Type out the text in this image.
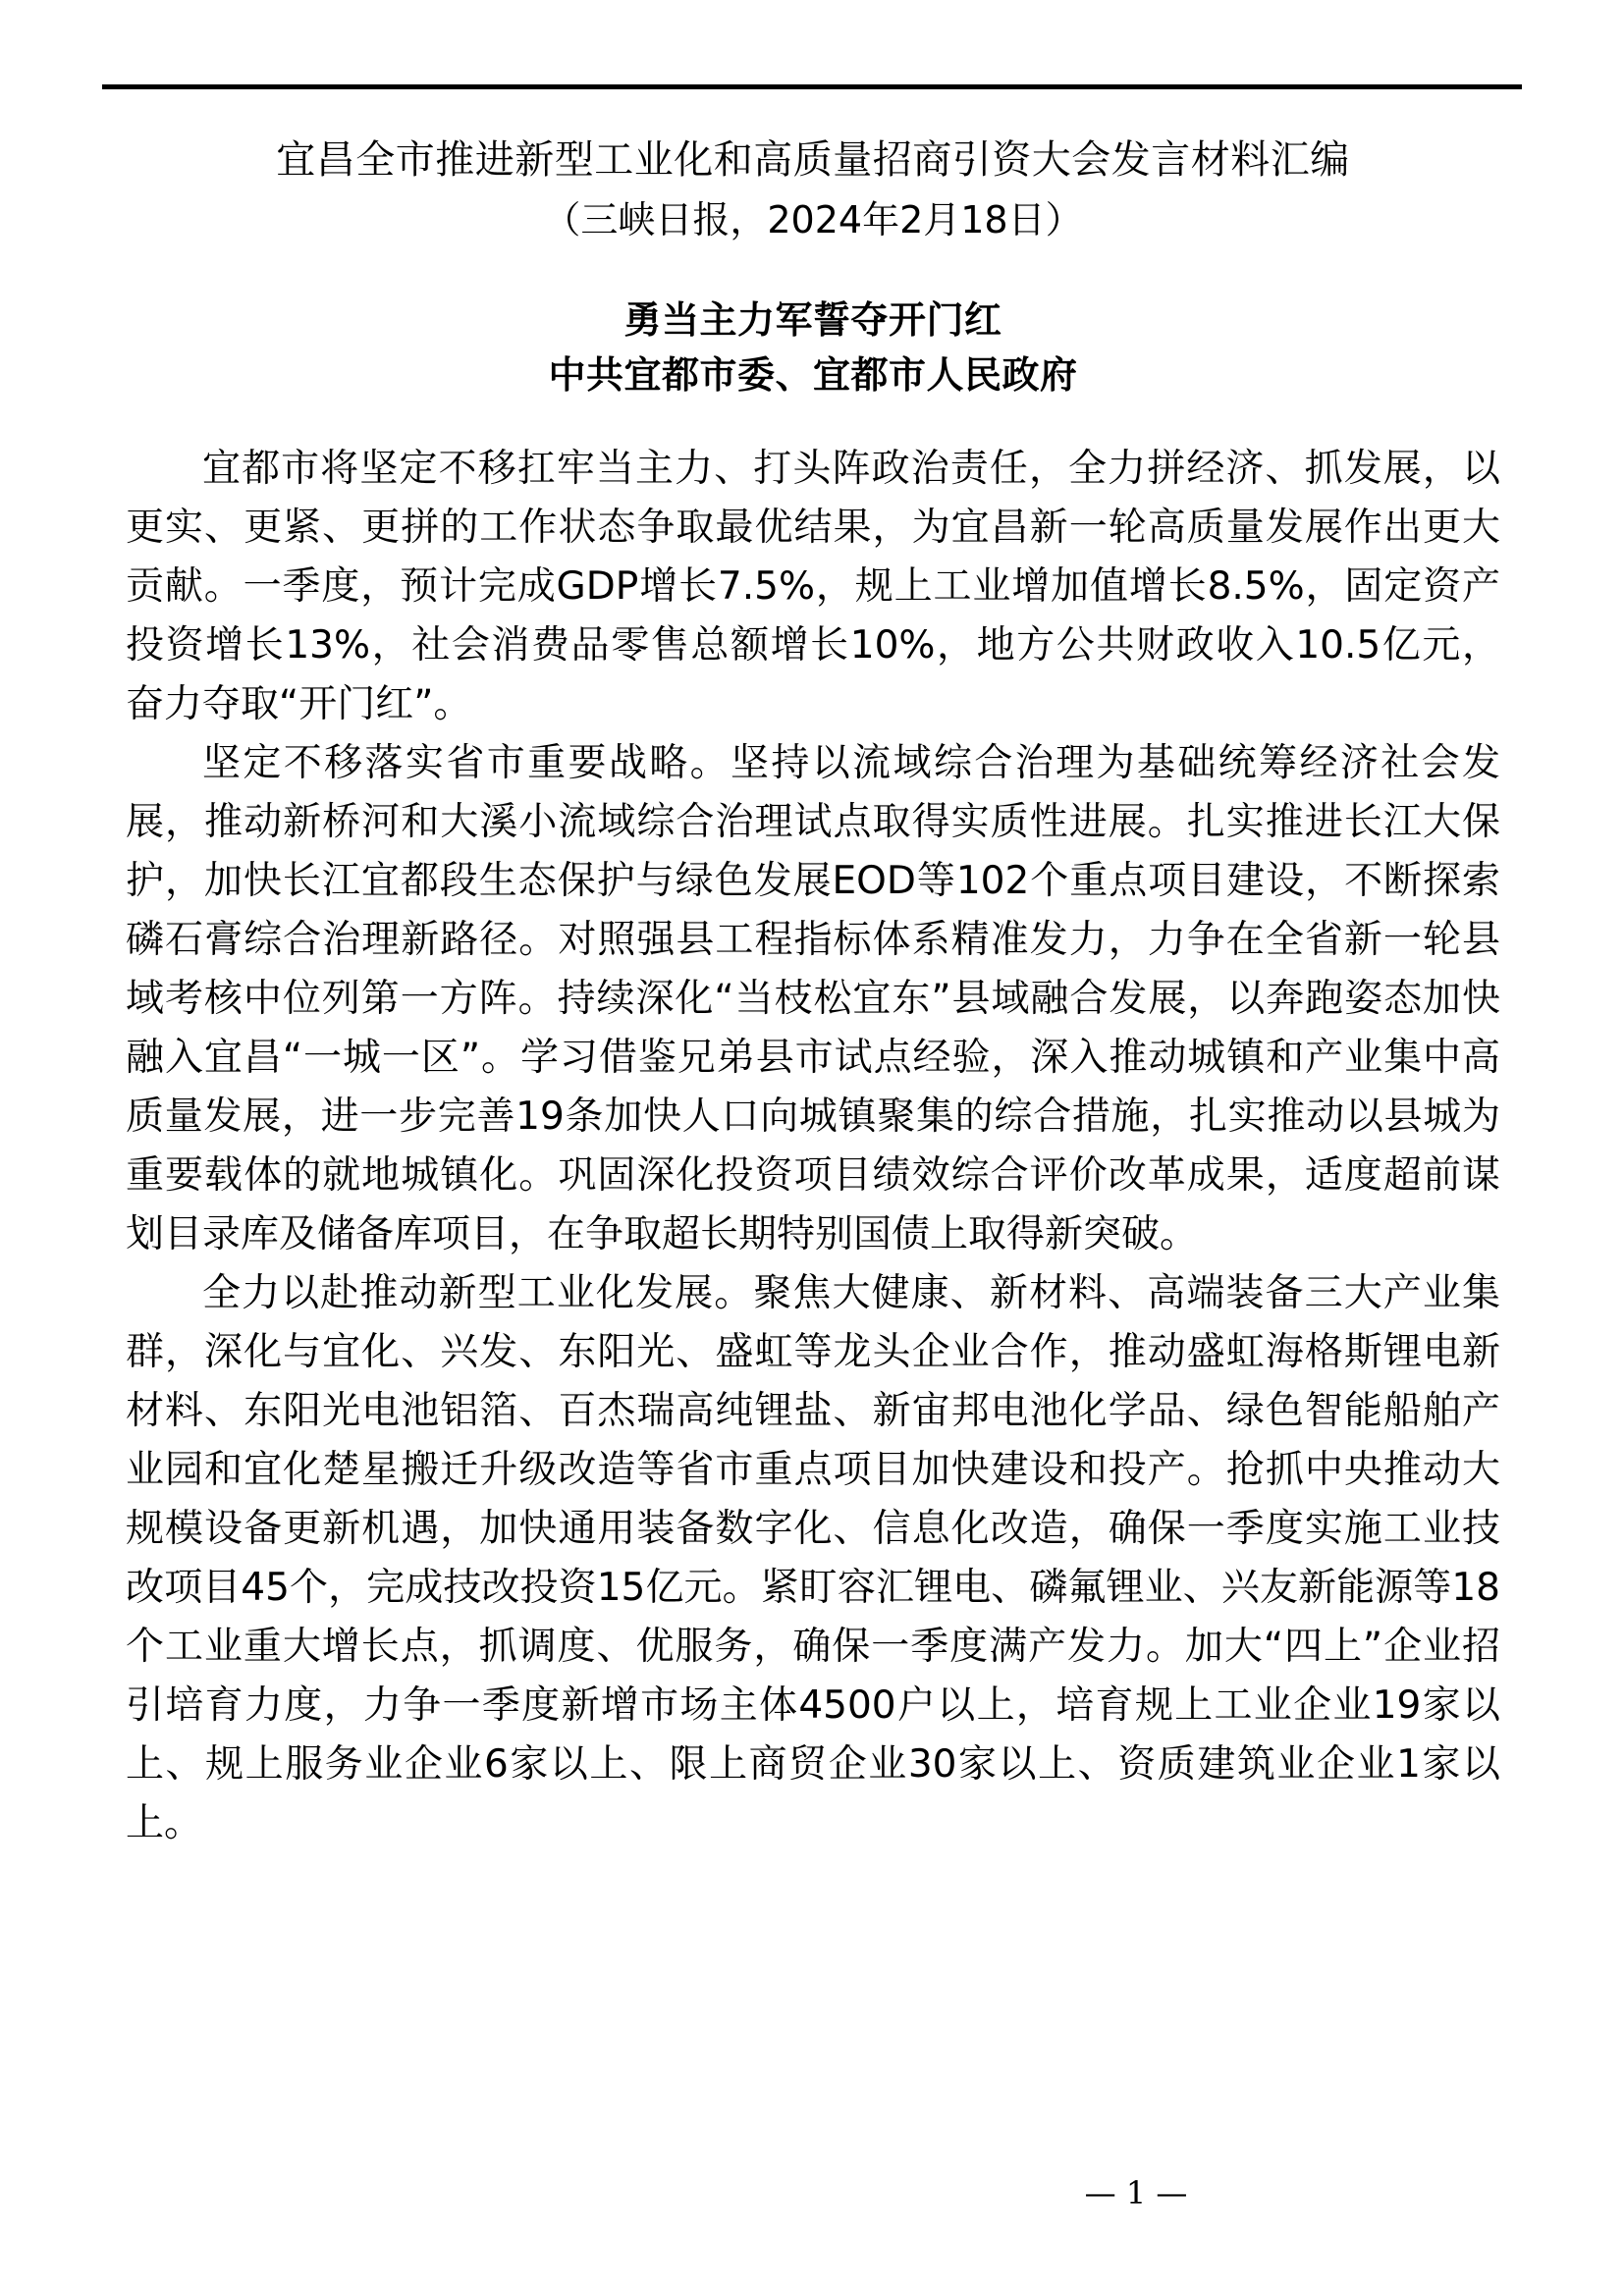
宜昌全市推进新型工业化和高质量招商引资大会发言材料汇编
（三峡日报，2024年2月18日）
勇当主力军誓夺开门红
中共宜都市委、宜都市人民政府

宜都市将坚定不移扛牢当主力、打头阵政治责任，全力拼经济、抓发展，以更实、更紧、更拼的工作状态争取最优结果，为宜昌新一轮高质量发展作出更大贡献。一季度，预计完成GDP增长7.5%，规上工业增加值增长8.5%，固定资产投资增长13%，社会消费品零售总额增长10%，地方公共财政收入10.5亿元， 奋力夺取“开门红”。

坚定不移落实省市重要战略。坚持以流域综合治理为基础统筹经济社会发展，推动新桥河和大溪小流域综合治理试点取得实质性进展。扎实推进长江大保护，加快长江宜都段生态保护与绿色发展EOD等102个重点项目建设，不断探索磷石膏综合治理新路径。对照强县工程指标体系精准发力，力争在全省新一轮县域考核中位列第一方阵。持续深化“当枝松宜东”县域融合发展，以奔跑姿态加快融入宜昌“一城一区”。学习借鉴兄弟县市试点经验，深入推动城镇和产业集中高质量发展，进一步完善19条加快人口向城镇聚集的综合措施，扎实推动以县城为重要载体的就地城镇化。巩固深化投资项目绩效综合评价改革成果，适度超前谋划目录库及储备库项目，在争取超长期特别国债上取得新突破。

全力以赴推动新型工业化发展。聚焦大健康、新材料、高端装备三大产业集群，深化与宜化、兴发、东阳光、盛虹等龙头企业合作，推动盛虹海格斯锂电新材料、东阳光电池铝箔、百杰瑞高纯锂盐、新宙邦电池化学品、绿色智能船舶产业园和宜化楚星搬迁升级改造等省市重点项目加快建设和投产。抢抓中央推动大规模设备更新机遇，加快通用装备数字化、信息化改造，确保一季度实施工业技改项目45个，完成技改投资15亿元。紧盯容汇锂电、磷氟锂业、兴友新能源等18个工业重大增长点，抓调度、优服务，确保一季度满产发力。加大“四上”企业招引培育力度，力争一季度新增市场主体4500户以上，培育规上工业企业19家以上、规上服务业企业6家以上、限上商贸企业30家以上、资质建筑业企业1家以上。

— 1 —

__Description of the task__:
Transcribe every record above exactly as written, leaving out any pictures.

__Expected answer__:
Type out the text in this image.
宜昌全市推进新型工业化和高质量招商引资大会发言材料汇编
（三峡日报，2024年2月18日）
勇当主力军誓夺开门红
中共宜都市委、宜都市人民政府

宜都市将坚定不移扛牢当主力、打头阵政治责任，全力拼经济、抓发展，以更实、更紧、更拼的工作状态争取最优结果，为宜昌新一轮高质量发展作出更大贡献。一季度，预计完成GDP增长7.5%，规上工业增加值增长8.5%，固定资产投资增长13%，社会消费品零售总额增长10%，地方公共财政收入10.5亿元， 奋力夺取“开门红”。

坚定不移落实省市重要战略。坚持以流域综合治理为基础统筹经济社会发展，推动新桥河和大溪小流域综合治理试点取得实质性进展。扎实推进长江大保护，加快长江宜都段生态保护与绿色发展EOD等102个重点项目建设，不断探索磷石膏综合治理新路径。对照强县工程指标体系精准发力，力争在全省新一轮县域考核中位列第一方阵。持续深化“当枝松宜东”县域融合发展，以奔跑姿态加快融入宜昌“一城一区”。学习借鉴兄弟县市试点经验，深入推动城镇和产业集中高质量发展，进一步完善19条加快人口向城镇聚集的综合措施，扎实推动以县城为重要载体的就地城镇化。巩固深化投资项目绩效综合评价改革成果，适度超前谋划目录库及储备库项目，在争取超长期特别国债上取得新突破。

全力以赴推动新型工业化发展。聚焦大健康、新材料、高端装备三大产业集群，深化与宜化、兴发、东阳光、盛虹等龙头企业合作，推动盛虹海格斯锂电新材料、东阳光电池铝箔、百杰瑞高纯锂盐、新宙邦电池化学品、绿色智能船舶产业园和宜化楚星搬迁升级改造等省市重点项目加快建设和投产。抢抓中央推动大规模设备更新机遇，加快通用装备数字化、信息化改造，确保一季度实施工业技改项目45个，完成技改投资15亿元。紧盯容汇锂电、磷氟锂业、兴友新能源等18个工业重大增长点，抓调度、优服务，确保一季度满产发力。加大“四上”企业招引培育力度，力争一季度新增市场主体4500户以上，培育规上工业企业19家以上、规上服务业企业6家以上、限上商贸企业30家以上、资质建筑业企业1家以上。

— 1 —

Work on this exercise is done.